AIM OF THE TASK =>
Please output the data below line for line, with no changes.

DATA PROVIDED =>
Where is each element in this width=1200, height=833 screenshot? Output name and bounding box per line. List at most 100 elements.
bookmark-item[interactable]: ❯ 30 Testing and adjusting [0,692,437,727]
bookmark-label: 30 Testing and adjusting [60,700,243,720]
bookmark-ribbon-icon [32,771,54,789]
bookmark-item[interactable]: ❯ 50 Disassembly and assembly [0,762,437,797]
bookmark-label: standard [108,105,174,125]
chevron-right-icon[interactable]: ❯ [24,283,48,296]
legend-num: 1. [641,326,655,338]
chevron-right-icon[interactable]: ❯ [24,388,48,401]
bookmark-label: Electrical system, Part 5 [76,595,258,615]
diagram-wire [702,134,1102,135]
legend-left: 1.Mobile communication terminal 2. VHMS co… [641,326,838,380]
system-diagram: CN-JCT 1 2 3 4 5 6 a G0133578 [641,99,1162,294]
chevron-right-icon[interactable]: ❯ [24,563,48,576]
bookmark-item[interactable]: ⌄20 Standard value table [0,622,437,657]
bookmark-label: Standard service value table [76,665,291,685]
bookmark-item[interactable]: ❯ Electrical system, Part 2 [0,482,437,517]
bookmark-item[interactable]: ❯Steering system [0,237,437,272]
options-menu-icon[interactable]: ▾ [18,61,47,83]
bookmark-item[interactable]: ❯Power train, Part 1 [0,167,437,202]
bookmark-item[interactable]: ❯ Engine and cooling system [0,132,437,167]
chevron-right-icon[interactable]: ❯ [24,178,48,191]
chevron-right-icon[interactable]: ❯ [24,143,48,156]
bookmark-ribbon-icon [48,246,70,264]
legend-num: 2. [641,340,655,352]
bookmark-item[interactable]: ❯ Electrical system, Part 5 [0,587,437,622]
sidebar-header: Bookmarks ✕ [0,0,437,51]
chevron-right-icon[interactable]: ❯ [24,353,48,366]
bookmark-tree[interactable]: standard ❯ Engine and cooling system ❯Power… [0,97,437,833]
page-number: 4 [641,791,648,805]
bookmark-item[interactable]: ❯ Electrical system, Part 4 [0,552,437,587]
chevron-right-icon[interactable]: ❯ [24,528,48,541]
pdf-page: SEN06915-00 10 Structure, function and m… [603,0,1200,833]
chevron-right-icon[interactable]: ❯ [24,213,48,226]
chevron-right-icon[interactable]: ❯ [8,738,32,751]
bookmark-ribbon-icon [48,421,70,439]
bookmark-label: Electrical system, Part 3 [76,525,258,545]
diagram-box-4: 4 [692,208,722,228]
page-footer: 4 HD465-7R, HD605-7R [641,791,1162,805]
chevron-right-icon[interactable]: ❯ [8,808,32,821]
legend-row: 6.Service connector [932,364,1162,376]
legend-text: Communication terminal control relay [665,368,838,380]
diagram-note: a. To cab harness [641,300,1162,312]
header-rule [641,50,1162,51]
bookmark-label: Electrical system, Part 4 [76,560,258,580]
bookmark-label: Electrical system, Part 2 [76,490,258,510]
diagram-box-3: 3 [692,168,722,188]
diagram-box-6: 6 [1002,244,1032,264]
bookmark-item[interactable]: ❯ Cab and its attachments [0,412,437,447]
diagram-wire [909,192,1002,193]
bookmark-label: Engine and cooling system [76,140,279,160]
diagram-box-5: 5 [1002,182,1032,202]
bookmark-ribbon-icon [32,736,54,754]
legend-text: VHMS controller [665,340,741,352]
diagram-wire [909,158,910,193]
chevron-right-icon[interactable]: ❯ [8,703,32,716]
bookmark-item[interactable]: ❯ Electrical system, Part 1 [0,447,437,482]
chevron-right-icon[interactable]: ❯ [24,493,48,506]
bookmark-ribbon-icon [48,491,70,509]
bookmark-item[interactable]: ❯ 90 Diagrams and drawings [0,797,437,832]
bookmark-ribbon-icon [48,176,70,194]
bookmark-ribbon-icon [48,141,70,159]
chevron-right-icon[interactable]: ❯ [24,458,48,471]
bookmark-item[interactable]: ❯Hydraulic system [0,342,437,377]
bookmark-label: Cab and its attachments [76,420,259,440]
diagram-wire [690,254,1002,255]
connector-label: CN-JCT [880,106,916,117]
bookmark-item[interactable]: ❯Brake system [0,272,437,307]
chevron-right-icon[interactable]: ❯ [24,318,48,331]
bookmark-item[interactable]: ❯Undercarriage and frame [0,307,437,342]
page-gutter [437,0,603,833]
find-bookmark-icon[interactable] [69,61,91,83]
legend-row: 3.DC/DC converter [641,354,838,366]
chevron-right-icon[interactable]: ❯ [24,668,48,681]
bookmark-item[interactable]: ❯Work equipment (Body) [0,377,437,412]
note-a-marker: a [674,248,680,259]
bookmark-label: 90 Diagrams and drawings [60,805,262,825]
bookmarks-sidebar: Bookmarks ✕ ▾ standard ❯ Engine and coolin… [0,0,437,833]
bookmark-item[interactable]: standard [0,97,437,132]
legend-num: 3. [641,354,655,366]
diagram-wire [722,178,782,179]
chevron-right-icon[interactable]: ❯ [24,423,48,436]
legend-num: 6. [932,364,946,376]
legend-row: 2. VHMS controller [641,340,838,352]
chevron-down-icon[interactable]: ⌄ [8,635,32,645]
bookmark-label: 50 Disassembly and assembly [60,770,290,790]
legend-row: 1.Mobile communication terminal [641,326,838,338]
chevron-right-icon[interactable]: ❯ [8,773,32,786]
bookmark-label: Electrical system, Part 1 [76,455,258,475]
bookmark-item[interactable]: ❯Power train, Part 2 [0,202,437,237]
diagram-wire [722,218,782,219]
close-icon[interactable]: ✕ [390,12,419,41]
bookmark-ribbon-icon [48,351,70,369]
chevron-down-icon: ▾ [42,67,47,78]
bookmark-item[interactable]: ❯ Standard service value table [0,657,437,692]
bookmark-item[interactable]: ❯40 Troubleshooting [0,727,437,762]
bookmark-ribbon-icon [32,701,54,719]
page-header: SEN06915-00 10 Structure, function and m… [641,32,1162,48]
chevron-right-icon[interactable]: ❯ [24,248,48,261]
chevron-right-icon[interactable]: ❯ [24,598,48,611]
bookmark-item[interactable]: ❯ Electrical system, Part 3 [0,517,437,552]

TASK ANSWER =>
Where is each element in this width=1200, height=833 screenshot? Output name and bounding box per line. List at most 100 elements.
bookmark-item[interactable]: ❯ 30 Testing and adjusting [0,692,437,727]
bookmark-label: 30 Testing and adjusting [60,700,243,720]
bookmark-ribbon-icon [32,771,54,789]
bookmark-item[interactable]: ❯ 50 Disassembly and assembly [0,762,437,797]
bookmark-label: standard [108,105,174,125]
chevron-right-icon[interactable]: ❯ [24,283,48,296]
legend-num: 1. [641,326,655,338]
chevron-right-icon[interactable]: ❯ [24,388,48,401]
bookmark-label: Electrical system, Part 5 [76,595,258,615]
diagram-wire [702,134,1102,135]
legend-left: 1.Mobile communication terminal 2. VHMS co… [641,326,838,380]
system-diagram: CN-JCT 1 2 3 4 5 6 a G0133578 [641,99,1162,294]
chevron-right-icon[interactable]: ❯ [24,563,48,576]
bookmark-item[interactable]: ⌄20 Standard value table [0,622,437,657]
bookmark-label: Standard service value table [76,665,291,685]
bookmark-item[interactable]: ❯ Electrical system, Part 2 [0,482,437,517]
bookmark-item[interactable]: ❯Steering system [0,237,437,272]
options-menu-icon[interactable]: ▾ [18,61,47,83]
bookmark-item[interactable]: ❯Power train, Part 1 [0,167,437,202]
bookmark-item[interactable]: ❯ Engine and cooling system [0,132,437,167]
chevron-right-icon[interactable]: ❯ [24,178,48,191]
chevron-right-icon[interactable]: ❯ [24,143,48,156]
bookmark-ribbon-icon [48,246,70,264]
legend-num: 2. [641,340,655,352]
bookmark-item[interactable]: ❯ Electrical system, Part 5 [0,587,437,622]
sidebar-header: Bookmarks ✕ [0,0,437,51]
chevron-right-icon[interactable]: ❯ [24,353,48,366]
bookmark-tree[interactable]: standard ❯ Engine and cooling system ❯Power… [0,97,437,833]
page-number: 4 [641,791,648,805]
bookmark-item[interactable]: ❯ Electrical system, Part 4 [0,552,437,587]
chevron-right-icon[interactable]: ❯ [24,528,48,541]
pdf-page: SEN06915-00 10 Structure, function and m… [603,0,1200,833]
chevron-right-icon[interactable]: ❯ [24,213,48,226]
chevron-right-icon[interactable]: ❯ [8,738,32,751]
bookmark-ribbon-icon [48,421,70,439]
bookmark-label: Electrical system, Part 3 [76,525,258,545]
diagram-box-4: 4 [692,208,722,228]
page-footer: 4 HD465-7R, HD605-7R [641,791,1162,805]
chevron-right-icon[interactable]: ❯ [8,808,32,821]
legend-row: 6.Service connector [932,364,1162,376]
legend-text: Communication terminal control relay [665,368,838,380]
diagram-note: a. To cab harness [641,300,1162,312]
header-rule [641,50,1162,51]
bookmark-label: Electrical system, Part 4 [76,560,258,580]
bookmark-label: Electrical system, Part 2 [76,490,258,510]
diagram-box-3: 3 [692,168,722,188]
diagram-box-6: 6 [1002,244,1032,264]
bookmark-item[interactable]: ❯ Cab and its attachments [0,412,437,447]
diagram-wire [909,192,1002,193]
bookmark-label: Engine and cooling system [76,140,279,160]
diagram-box-5: 5 [1002,182,1032,202]
bookmark-ribbon-icon [32,736,54,754]
legend-text: VHMS controller [665,340,741,352]
diagram-wire [909,158,910,193]
chevron-right-icon[interactable]: ❯ [8,703,32,716]
bookmark-item[interactable]: ❯ Electrical system, Part 1 [0,447,437,482]
chevron-right-icon[interactable]: ❯ [24,493,48,506]
bookmark-ribbon-icon [48,491,70,509]
bookmark-item[interactable]: ❯ 90 Diagrams and drawings [0,797,437,832]
bookmark-ribbon-icon [48,176,70,194]
bookmark-ribbon-icon [48,141,70,159]
chevron-right-icon[interactable]: ❯ [24,458,48,471]
bookmark-item[interactable]: ❯Hydraulic system [0,342,437,377]
bookmark-label: Cab and its attachments [76,420,259,440]
diagram-wire [690,254,1002,255]
connector-label: CN-JCT [880,106,916,117]
bookmark-item[interactable]: ❯Brake system [0,272,437,307]
chevron-right-icon[interactable]: ❯ [24,318,48,331]
bookmark-item[interactable]: ❯Undercarriage and frame [0,307,437,342]
page-gutter [437,0,603,833]
find-bookmark-icon[interactable] [69,61,91,83]
legend-row: 3.DC/DC converter [641,354,838,366]
chevron-right-icon[interactable]: ❯ [24,668,48,681]
bookmark-item[interactable]: ❯Work equipment (Body) [0,377,437,412]
note-a-marker: a [674,248,680,259]
bookmark-label: 90 Diagrams and drawings [60,805,262,825]
bookmarks-sidebar: Bookmarks ✕ ▾ standard ❯ Engine and coolin… [0,0,437,833]
bookmark-item[interactable]: standard [0,97,437,132]
legend-num: 3. [641,354,655,366]
diagram-wire [722,178,782,179]
chevron-right-icon[interactable]: ❯ [24,423,48,436]
legend-num: 6. [932,364,946,376]
legend-row: 2. VHMS controller [641,340,838,352]
chevron-down-icon[interactable]: ⌄ [8,635,32,645]
bookmark-label: 50 Disassembly and assembly [60,770,290,790]
legend-row: 1.Mobile communication terminal [641,326,838,338]
chevron-right-icon[interactable]: ❯ [8,773,32,786]
bookmark-label: Electrical system, Part 1 [76,455,258,475]
bookmark-item[interactable]: ❯Power train, Part 2 [0,202,437,237]
diagram-wire [722,218,782,219]
close-icon[interactable]: ✕ [390,12,419,41]
bookmark-ribbon-icon [48,351,70,369]
chevron-down-icon: ▾ [42,67,47,78]
bookmark-item[interactable]: ❯ Standard service value table [0,657,437,692]
bookmark-item[interactable]: ❯40 Troubleshooting [0,727,437,762]
bookmark-ribbon-icon [32,701,54,719]
page-header: SEN06915-00 10 Structure, function and m… [641,32,1162,48]
chevron-right-icon[interactable]: ❯ [24,248,48,261]
chevron-right-icon[interactable]: ❯ [24,598,48,611]
bookmark-item[interactable]: ❯ Electrical system, Part 3 [0,517,437,552]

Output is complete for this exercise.